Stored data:

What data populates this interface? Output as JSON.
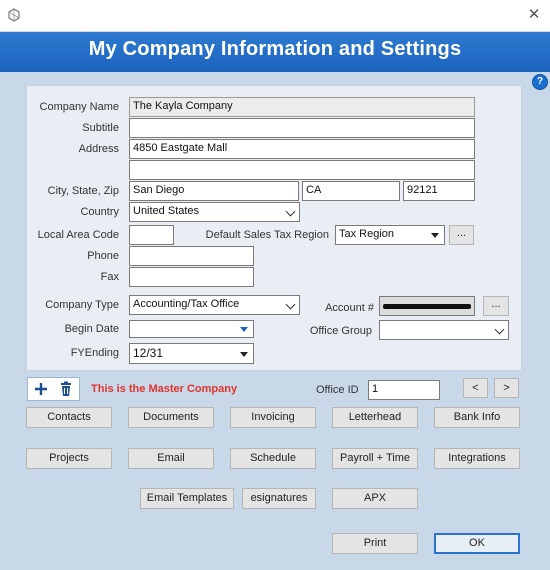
{
  "window": {
    "title": "My Company Information and Settings"
  },
  "form": {
    "company_name": {
      "label": "Company Name",
      "value": "The Kayla Company"
    },
    "subtitle": {
      "label": "Subtitle",
      "value": ""
    },
    "address": {
      "label": "Address",
      "line1": "4850 Eastgate Mall",
      "line2": ""
    },
    "city_state_zip": {
      "label": "City, State, Zip",
      "city": "San Diego",
      "state": "CA",
      "zip": "92121"
    },
    "country": {
      "label": "Country",
      "value": "United States"
    },
    "local_area_code": {
      "label": "Local Area Code",
      "value": ""
    },
    "default_sales_tax_region": {
      "label": "Default Sales Tax Region",
      "value": "Tax Region",
      "more": "..."
    },
    "phone": {
      "label": "Phone",
      "value": ""
    },
    "fax": {
      "label": "Fax",
      "value": ""
    },
    "company_type": {
      "label": "Company Type",
      "value": "Accounting/Tax Office"
    },
    "account": {
      "label": "Account #",
      "more": "..."
    },
    "begin_date": {
      "label": "Begin Date",
      "value": ""
    },
    "office_group": {
      "label": "Office Group",
      "value": ""
    },
    "fy_ending": {
      "label": "FYEnding",
      "value": "12/31"
    }
  },
  "toolbar": {
    "add_icon": "plus-icon",
    "delete_icon": "trash-icon",
    "master_message": "This is the Master Company",
    "office_id_label": "Office ID",
    "office_id_value": "1",
    "prev": "<",
    "next": ">"
  },
  "buttons": {
    "row1": [
      "Contacts",
      "Documents",
      "Invoicing",
      "Letterhead",
      "Bank Info"
    ],
    "row2": [
      "Projects",
      "Email",
      "Schedule",
      "Payroll + Time",
      "Integrations"
    ],
    "row3": [
      "Email Templates",
      "esignatures",
      "APX"
    ],
    "print": "Print",
    "ok": "OK"
  },
  "colors": {
    "banner": "#1b62bd",
    "master_text": "#e0352b",
    "background": "#c9d8e8"
  }
}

Written task: Drop the images and repeat the data exactly.

Exercise solution:
What data populates this interface? Output as JSON.
{
  "window": {
    "title": "My Company Information and Settings"
  },
  "form": {
    "company_name": {
      "label": "Company Name",
      "value": "The Kayla Company"
    },
    "subtitle": {
      "label": "Subtitle",
      "value": ""
    },
    "address": {
      "label": "Address",
      "line1": "4850 Eastgate Mall",
      "line2": ""
    },
    "city_state_zip": {
      "label": "City, State, Zip",
      "city": "San Diego",
      "state": "CA",
      "zip": "92121"
    },
    "country": {
      "label": "Country",
      "value": "United States"
    },
    "local_area_code": {
      "label": "Local Area Code",
      "value": ""
    },
    "default_sales_tax_region": {
      "label": "Default Sales Tax Region",
      "value": "Tax Region",
      "more": "..."
    },
    "phone": {
      "label": "Phone",
      "value": ""
    },
    "fax": {
      "label": "Fax",
      "value": ""
    },
    "company_type": {
      "label": "Company Type",
      "value": "Accounting/Tax Office"
    },
    "account": {
      "label": "Account #",
      "more": "..."
    },
    "begin_date": {
      "label": "Begin Date",
      "value": ""
    },
    "office_group": {
      "label": "Office Group",
      "value": ""
    },
    "fy_ending": {
      "label": "FYEnding",
      "value": "12/31"
    }
  },
  "toolbar": {
    "add_icon": "plus-icon",
    "delete_icon": "trash-icon",
    "master_message": "This is the Master Company",
    "office_id_label": "Office ID",
    "office_id_value": "1",
    "prev": "<",
    "next": ">"
  },
  "buttons": {
    "row1": [
      "Contacts",
      "Documents",
      "Invoicing",
      "Letterhead",
      "Bank Info"
    ],
    "row2": [
      "Projects",
      "Email",
      "Schedule",
      "Payroll + Time",
      "Integrations"
    ],
    "row3": [
      "Email Templates",
      "esignatures",
      "APX"
    ],
    "print": "Print",
    "ok": "OK"
  },
  "colors": {
    "banner": "#1b62bd",
    "master_text": "#e0352b",
    "background": "#c9d8e8"
  }
}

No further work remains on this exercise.